Collected data entries
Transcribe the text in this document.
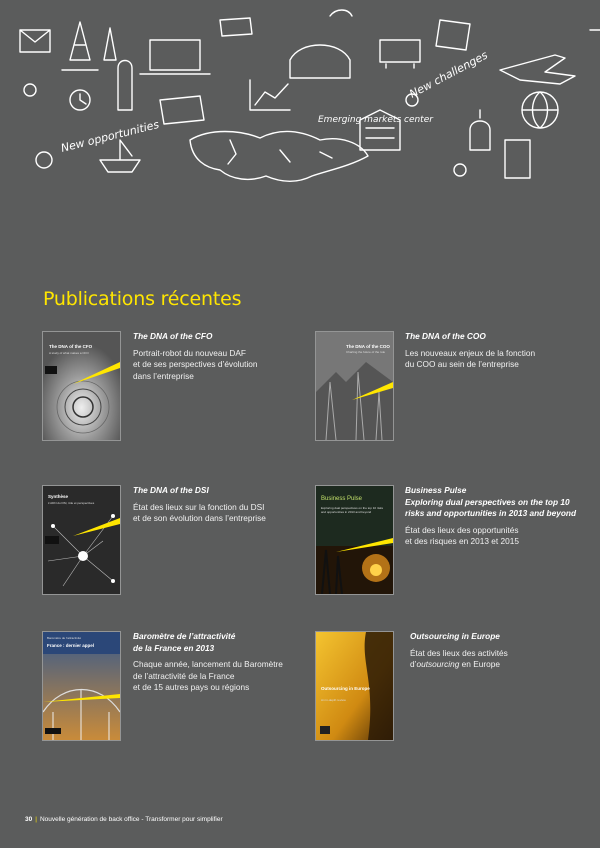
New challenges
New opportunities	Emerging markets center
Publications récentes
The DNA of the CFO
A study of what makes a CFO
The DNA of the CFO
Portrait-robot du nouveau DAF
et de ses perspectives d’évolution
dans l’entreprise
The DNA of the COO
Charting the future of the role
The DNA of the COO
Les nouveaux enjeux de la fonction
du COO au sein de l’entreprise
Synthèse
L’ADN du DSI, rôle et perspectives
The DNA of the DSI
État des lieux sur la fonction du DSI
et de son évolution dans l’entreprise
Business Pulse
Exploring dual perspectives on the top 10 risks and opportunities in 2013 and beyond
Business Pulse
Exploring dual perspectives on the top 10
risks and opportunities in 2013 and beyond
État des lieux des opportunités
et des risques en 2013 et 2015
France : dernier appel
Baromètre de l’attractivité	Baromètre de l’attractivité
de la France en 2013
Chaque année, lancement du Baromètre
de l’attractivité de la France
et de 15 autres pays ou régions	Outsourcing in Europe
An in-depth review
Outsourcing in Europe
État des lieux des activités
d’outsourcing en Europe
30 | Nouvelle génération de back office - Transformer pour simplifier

■ **DIRECTIONS FOR THIS TASK**:
Copy out each line exactly, without the pictures.

■ **PROBLEM SOLUTION**:
Transcribe the text in this document.
New challenges
New opportunities	Emerging markets center
Publications récentes
The DNA of the CFO
A study of what makes a CFO
The DNA of the CFO
Portrait-robot du nouveau DAF
et de ses perspectives d’évolution
dans l’entreprise
The DNA of the COO
Charting the future of the role
The DNA of the COO
Les nouveaux enjeux de la fonction
du COO au sein de l’entreprise
Synthèse
L’ADN du DSI, rôle et perspectives
The DNA of the DSI
État des lieux sur la fonction du DSI
et de son évolution dans l’entreprise
Business Pulse
Exploring dual perspectives on the top 10 risks and opportunities in 2013 and beyond
Business Pulse
Exploring dual perspectives on the top 10
risks and opportunities in 2013 and beyond
État des lieux des opportunités
et des risques en 2013 et 2015
France : dernier appel
Baromètre de l’attractivité	Baromètre de l’attractivité
de la France en 2013
Chaque année, lancement du Baromètre
de l’attractivité de la France
et de 15 autres pays ou régions	Outsourcing in Europe
An in-depth review
Outsourcing in Europe
État des lieux des activités
d’outsourcing en Europe
30 | Nouvelle génération de back office - Transformer pour simplifier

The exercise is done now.